[Dataset entries]
++++++++++++++++++++
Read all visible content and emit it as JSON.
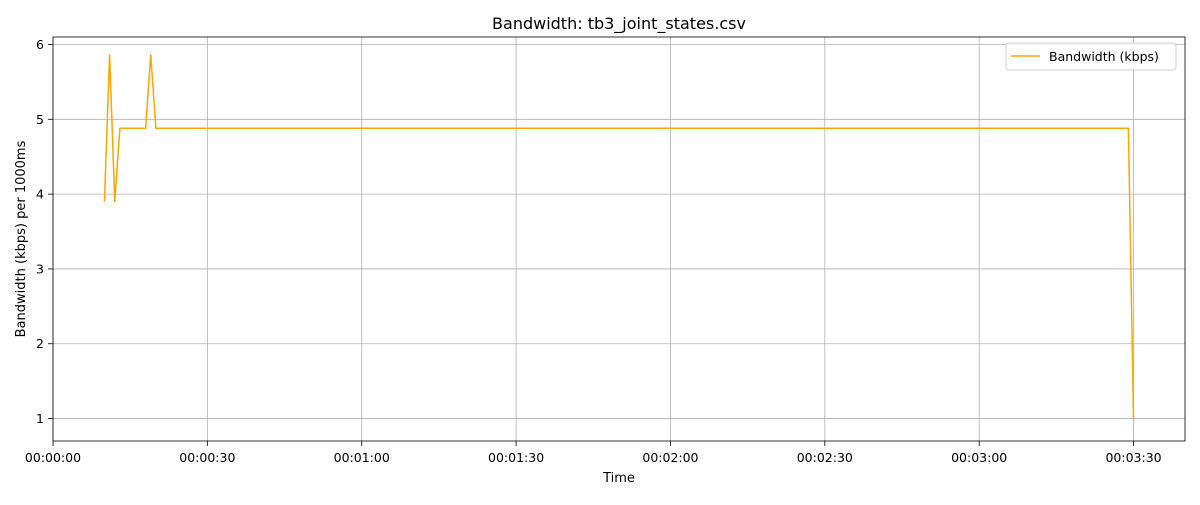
{
  "chart_data": {
    "type": "line",
    "title": "Bandwidth: tb3_joint_states.csv",
    "xlabel": "Time",
    "ylabel": "Bandwidth (kbps) per 1000ms",
    "xlim": [
      0,
      220
    ],
    "ylim": [
      0.7,
      6.1
    ],
    "x_ticks": [
      0,
      30,
      60,
      90,
      120,
      150,
      180,
      210
    ],
    "x_tick_labels": [
      "00:00:00",
      "00:00:30",
      "00:01:00",
      "00:01:30",
      "00:02:00",
      "00:02:30",
      "00:03:00",
      "00:03:30"
    ],
    "y_ticks": [
      1,
      2,
      3,
      4,
      5,
      6
    ],
    "y_tick_labels": [
      "1",
      "2",
      "3",
      "4",
      "5",
      "6"
    ],
    "grid": true,
    "legend_position": "top-right",
    "series": [
      {
        "name": "Bandwidth (kbps)",
        "color": "#ffa500",
        "x": [
          10,
          11,
          12,
          13,
          18,
          19,
          20,
          209,
          210
        ],
        "y": [
          3.9,
          5.86,
          3.9,
          4.88,
          4.88,
          5.86,
          4.88,
          4.88,
          0.98
        ]
      }
    ]
  }
}
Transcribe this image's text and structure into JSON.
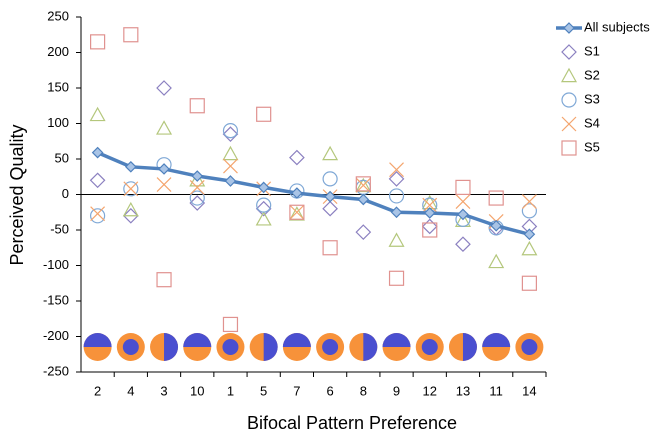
{
  "chart_data": {
    "type": "line",
    "xlabel": "Bifocal Pattern Preference",
    "ylabel": "Perceived Quality",
    "categories": [
      "2",
      "4",
      "3",
      "10",
      "1",
      "5",
      "7",
      "6",
      "8",
      "9",
      "12",
      "13",
      "11",
      "14"
    ],
    "ylim": [
      -250,
      250
    ],
    "yticks": [
      -250,
      -200,
      -150,
      -100,
      -50,
      0,
      50,
      100,
      150,
      200,
      250
    ],
    "grid": false,
    "legend": "right",
    "series": [
      {
        "name": "All subjects",
        "color": "#4f81bd",
        "marker": "diamond",
        "line": true,
        "values": [
          59,
          39,
          36,
          26,
          19,
          10,
          2,
          -3,
          -7,
          -25,
          -26,
          -28,
          -44,
          -56
        ]
      },
      {
        "name": "S1",
        "color": "#8b80c0",
        "marker": "diamond",
        "line": false,
        "values": [
          20,
          -30,
          150,
          -12,
          85,
          -20,
          52,
          -20,
          -53,
          22,
          -45,
          -70,
          -47,
          -45
        ]
      },
      {
        "name": "S2",
        "color": "#b4c77c",
        "marker": "triangle",
        "line": false,
        "values": [
          112,
          -22,
          93,
          20,
          57,
          -35,
          -28,
          57,
          12,
          -65,
          -12,
          -37,
          -95,
          -77
        ]
      },
      {
        "name": "S3",
        "color": "#7fa8d6",
        "marker": "circle",
        "line": false,
        "values": [
          -30,
          8,
          42,
          -5,
          90,
          -15,
          5,
          22,
          10,
          -2,
          -15,
          -35,
          -47,
          -23
        ]
      },
      {
        "name": "S4",
        "color": "#f4a56e",
        "marker": "x",
        "line": false,
        "values": [
          -27,
          8,
          14,
          10,
          40,
          8,
          -25,
          -3,
          13,
          35,
          -15,
          -10,
          -38,
          -10
        ]
      },
      {
        "name": "S5",
        "color": "#e0928f",
        "marker": "square",
        "line": false,
        "values": [
          215,
          225,
          -120,
          125,
          -183,
          113,
          -25,
          -75,
          15,
          -118,
          -50,
          10,
          -5,
          -125
        ]
      }
    ]
  }
}
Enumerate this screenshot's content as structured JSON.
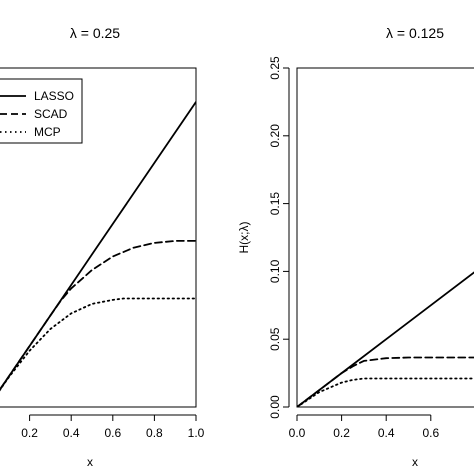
{
  "chart_data": [
    {
      "type": "line",
      "title": "λ = 0.25",
      "xlabel": "x",
      "ylabel": "",
      "xlim": [
        0,
        1.0
      ],
      "ylim": [
        0,
        0.5
      ],
      "x_ticks": [
        "0.2",
        "0.4",
        "0.6",
        "0.8",
        "1.0"
      ],
      "y_ticks": [],
      "legend": {
        "position": "top-left",
        "entries": [
          "LASSO",
          "SCAD",
          "MCP"
        ]
      },
      "series": [
        {
          "name": "LASSO",
          "style": "solid",
          "x": [
            0,
            0.1,
            0.2,
            0.3,
            0.4,
            0.5,
            0.6,
            0.7,
            0.8,
            0.9,
            1.0
          ],
          "y": [
            0,
            0.045,
            0.09,
            0.135,
            0.18,
            0.225,
            0.27,
            0.315,
            0.36,
            0.405,
            0.45
          ]
        },
        {
          "name": "SCAD",
          "style": "dashed",
          "x": [
            0,
            0.1,
            0.2,
            0.3,
            0.35,
            0.4,
            0.5,
            0.6,
            0.7,
            0.8,
            0.9,
            1.0
          ],
          "y": [
            0,
            0.045,
            0.09,
            0.135,
            0.157,
            0.175,
            0.202,
            0.222,
            0.235,
            0.242,
            0.245,
            0.245
          ]
        },
        {
          "name": "MCP",
          "style": "dotted",
          "x": [
            0,
            0.1,
            0.2,
            0.3,
            0.4,
            0.5,
            0.6,
            0.65,
            0.8,
            1.0
          ],
          "y": [
            0,
            0.044,
            0.083,
            0.115,
            0.138,
            0.152,
            0.158,
            0.16,
            0.16,
            0.16
          ]
        }
      ]
    },
    {
      "type": "line",
      "title": "λ = 0.125",
      "xlabel": "x",
      "ylabel": "H(x;λ)",
      "xlim": [
        0,
        1.0
      ],
      "ylim": [
        0,
        0.25
      ],
      "x_ticks": [
        "0.0",
        "0.2",
        "0.4",
        "0.6"
      ],
      "y_ticks": [
        "0.00",
        "0.05",
        "0.10",
        "0.15",
        "0.20",
        "0.25"
      ],
      "series": [
        {
          "name": "LASSO",
          "style": "solid",
          "x": [
            0,
            0.2,
            0.4,
            0.6,
            0.8,
            1.0
          ],
          "y": [
            0,
            0.025,
            0.05,
            0.075,
            0.1,
            0.125
          ]
        },
        {
          "name": "SCAD",
          "style": "dashed",
          "x": [
            0,
            0.1,
            0.2,
            0.25,
            0.3,
            0.4,
            0.5,
            0.6,
            0.8,
            1.0
          ],
          "y": [
            0,
            0.0125,
            0.025,
            0.03,
            0.034,
            0.036,
            0.0365,
            0.0365,
            0.0365,
            0.0365
          ]
        },
        {
          "name": "MCP",
          "style": "dotted",
          "x": [
            0,
            0.1,
            0.2,
            0.25,
            0.3,
            0.4,
            0.6,
            0.8,
            1.0
          ],
          "y": [
            0,
            0.011,
            0.018,
            0.02,
            0.021,
            0.021,
            0.021,
            0.021,
            0.021
          ]
        }
      ]
    }
  ]
}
++++++++++++++++++++
All entries must be written out again exactly as given, with no pictures in the copy.

Read all visible content and emit it as JSON.
{
  "chart_data": {
    "type": "line",
    "title": "Bandwidth: tb3_joint_states.csv",
    "xlabel": "Time",
    "ylabel": "Bandwidth (kbps) per 1000ms",
    "xlim": [
      0,
      220
    ],
    "ylim": [
      0.7,
      6.1
    ],
    "x_ticks": [
      0,
      30,
      60,
      90,
      120,
      150,
      180,
      210
    ],
    "x_tick_labels": [
      "00:00:00",
      "00:00:30",
      "00:01:00",
      "00:01:30",
      "00:02:00",
      "00:02:30",
      "00:03:00",
      "00:03:30"
    ],
    "y_ticks": [
      1,
      2,
      3,
      4,
      5,
      6
    ],
    "y_tick_labels": [
      "1",
      "2",
      "3",
      "4",
      "5",
      "6"
    ],
    "grid": true,
    "legend_position": "top-right",
    "series": [
      {
        "name": "Bandwidth (kbps)",
        "color": "#ffa500",
        "x": [
          10,
          11,
          12,
          13,
          18,
          19,
          20,
          209,
          210
        ],
        "y": [
          3.9,
          5.86,
          3.9,
          4.88,
          4.88,
          5.86,
          4.88,
          4.88,
          0.98
        ]
      }
    ]
  }
}
Transcribe this image's text and structure into JSON.
{
  "chart_data": {
    "type": "line",
    "xlabel": "Bifocal Pattern Preference",
    "ylabel": "Perceived Quality",
    "categories": [
      "2",
      "4",
      "3",
      "10",
      "1",
      "5",
      "7",
      "6",
      "8",
      "9",
      "12",
      "13",
      "11",
      "14"
    ],
    "ylim": [
      -250,
      250
    ],
    "yticks": [
      -250,
      -200,
      -150,
      -100,
      -50,
      0,
      50,
      100,
      150,
      200,
      250
    ],
    "grid": false,
    "legend": "right",
    "series": [
      {
        "name": "All subjects",
        "color": "#4f81bd",
        "marker": "diamond",
        "line": true,
        "values": [
          59,
          39,
          36,
          26,
          19,
          10,
          2,
          -3,
          -7,
          -25,
          -26,
          -28,
          -44,
          -56
        ]
      },
      {
        "name": "S1",
        "color": "#8b80c0",
        "marker": "diamond",
        "line": false,
        "values": [
          20,
          -30,
          150,
          -12,
          85,
          -20,
          52,
          -20,
          -53,
          22,
          -45,
          -70,
          -47,
          -45
        ]
      },
      {
        "name": "S2",
        "color": "#b4c77c",
        "marker": "triangle",
        "line": false,
        "values": [
          112,
          -22,
          93,
          20,
          57,
          -35,
          -28,
          57,
          12,
          -65,
          -12,
          -37,
          -95,
          -77
        ]
      },
      {
        "name": "S3",
        "color": "#7fa8d6",
        "marker": "circle",
        "line": false,
        "values": [
          -30,
          8,
          42,
          -5,
          90,
          -15,
          5,
          22,
          10,
          -2,
          -15,
          -35,
          -47,
          -23
        ]
      },
      {
        "name": "S4",
        "color": "#f4a56e",
        "marker": "x",
        "line": false,
        "values": [
          -27,
          8,
          14,
          10,
          40,
          8,
          -25,
          -3,
          13,
          35,
          -15,
          -10,
          -38,
          -10
        ]
      },
      {
        "name": "S5",
        "color": "#e0928f",
        "marker": "square",
        "line": false,
        "values": [
          215,
          225,
          -120,
          125,
          -183,
          113,
          -25,
          -75,
          15,
          -118,
          -50,
          10,
          -5,
          -125
        ]
      }
    ]
  }
}
Enumerate this screenshot's content as structured JSON.
{
  "chart_data": [
    {
      "type": "line",
      "title": "λ = 0.25",
      "xlabel": "x",
      "ylabel": "",
      "xlim": [
        0,
        1.0
      ],
      "ylim": [
        0,
        0.5
      ],
      "x_ticks": [
        "0.2",
        "0.4",
        "0.6",
        "0.8",
        "1.0"
      ],
      "y_ticks": [],
      "legend": {
        "position": "top-left",
        "entries": [
          "LASSO",
          "SCAD",
          "MCP"
        ]
      },
      "series": [
        {
          "name": "LASSO",
          "style": "solid",
          "x": [
            0,
            0.1,
            0.2,
            0.3,
            0.4,
            0.5,
            0.6,
            0.7,
            0.8,
            0.9,
            1.0
          ],
          "y": [
            0,
            0.045,
            0.09,
            0.135,
            0.18,
            0.225,
            0.27,
            0.315,
            0.36,
            0.405,
            0.45
          ]
        },
        {
          "name": "SCAD",
          "style": "dashed",
          "x": [
            0,
            0.1,
            0.2,
            0.3,
            0.35,
            0.4,
            0.5,
            0.6,
            0.7,
            0.8,
            0.9,
            1.0
          ],
          "y": [
            0,
            0.045,
            0.09,
            0.135,
            0.157,
            0.175,
            0.202,
            0.222,
            0.235,
            0.242,
            0.245,
            0.245
          ]
        },
        {
          "name": "MCP",
          "style": "dotted",
          "x": [
            0,
            0.1,
            0.2,
            0.3,
            0.4,
            0.5,
            0.6,
            0.65,
            0.8,
            1.0
          ],
          "y": [
            0,
            0.044,
            0.083,
            0.115,
            0.138,
            0.152,
            0.158,
            0.16,
            0.16,
            0.16
          ]
        }
      ]
    },
    {
      "type": "line",
      "title": "λ = 0.125",
      "xlabel": "x",
      "ylabel": "H(x;λ)",
      "xlim": [
        0,
        1.0
      ],
      "ylim": [
        0,
        0.25
      ],
      "x_ticks": [
        "0.0",
        "0.2",
        "0.4",
        "0.6"
      ],
      "y_ticks": [
        "0.00",
        "0.05",
        "0.10",
        "0.15",
        "0.20",
        "0.25"
      ],
      "series": [
        {
          "name": "LASSO",
          "style": "solid",
          "x": [
            0,
            0.2,
            0.4,
            0.6,
            0.8,
            1.0
          ],
          "y": [
            0,
            0.025,
            0.05,
            0.075,
            0.1,
            0.125
          ]
        },
        {
          "name": "SCAD",
          "style": "dashed",
          "x": [
            0,
            0.1,
            0.2,
            0.25,
            0.3,
            0.4,
            0.5,
            0.6,
            0.8,
            1.0
          ],
          "y": [
            0,
            0.0125,
            0.025,
            0.03,
            0.034,
            0.036,
            0.0365,
            0.0365,
            0.0365,
            0.0365
          ]
        },
        {
          "name": "MCP",
          "style": "dotted",
          "x": [
            0,
            0.1,
            0.2,
            0.25,
            0.3,
            0.4,
            0.6,
            0.8,
            1.0
          ],
          "y": [
            0,
            0.011,
            0.018,
            0.02,
            0.021,
            0.021,
            0.021,
            0.021,
            0.021
          ]
        }
      ]
    }
  ]
}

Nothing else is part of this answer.